** start RECORDS FOR THIS TASK **

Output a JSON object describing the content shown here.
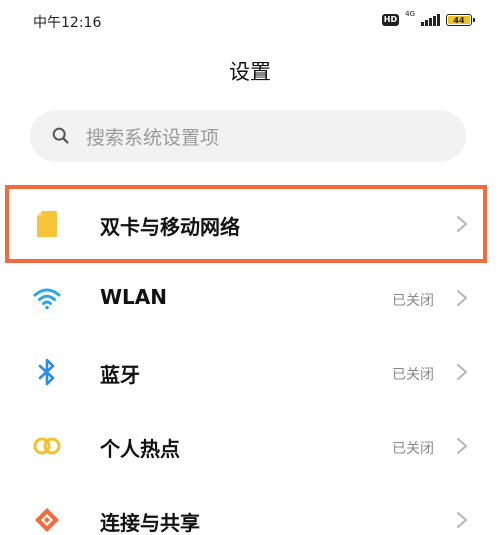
{
  "status_bar": {
    "time": "中午12:16",
    "hd": "HD",
    "network": "4G",
    "battery_level": "44",
    "battery_color": "#f0c419"
  },
  "header": {
    "title": "设置"
  },
  "search": {
    "placeholder": "搜索系统设置项",
    "icon": "search-icon"
  },
  "settings_list": [
    {
      "label": "双卡与移动网络",
      "status": "",
      "icon": "sim-card-icon",
      "icon_color": "#f5c43a",
      "highlighted": true
    },
    {
      "label": "WLAN",
      "status": "已关闭",
      "icon": "wifi-icon",
      "icon_color": "#2aa7e8"
    },
    {
      "label": "蓝牙",
      "status": "已关闭",
      "icon": "bluetooth-icon",
      "icon_color": "#2a8be8"
    },
    {
      "label": "个人热点",
      "status": "已关闭",
      "icon": "hotspot-icon",
      "icon_color": "#f2c230"
    },
    {
      "label": "连接与共享",
      "status": "",
      "icon": "connection-share-icon",
      "icon_color": "#f26a3d"
    }
  ],
  "highlight_color": "#f26a3d"
}
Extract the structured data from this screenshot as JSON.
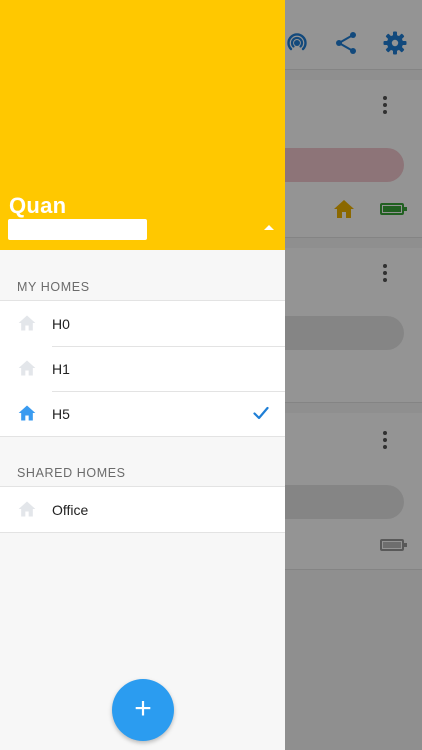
{
  "colors": {
    "header_yellow": "#ffc800",
    "accent_blue": "#2b9cf0",
    "icon_inactive": "#e3e6ea",
    "icon_active": "#3a9bf0"
  },
  "drawer": {
    "user_name": "Quan",
    "my_homes": {
      "title": "MY HOMES",
      "items": [
        {
          "label": "H0",
          "icon": "home-icon",
          "selected": false
        },
        {
          "label": "H1",
          "icon": "home-icon",
          "selected": false
        },
        {
          "label": "H5",
          "icon": "home-icon",
          "selected": true
        }
      ]
    },
    "shared_homes": {
      "title": "SHARED HOMES",
      "items": [
        {
          "label": "Office",
          "icon": "home-icon",
          "selected": false
        }
      ]
    },
    "fab_label": "+"
  },
  "background_app": {
    "icons": [
      "signal-icon",
      "share-icon",
      "settings-gear-icon"
    ]
  }
}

** end RECORDS FOR THIS TASK **

TASK TO CARRY OUT:
Extract each line holding the string "title".

SOLUTION FOR THIS TASK:
    "title": "设置"
      "title": "MY HOMES",
      "title": "SHARED HOMES",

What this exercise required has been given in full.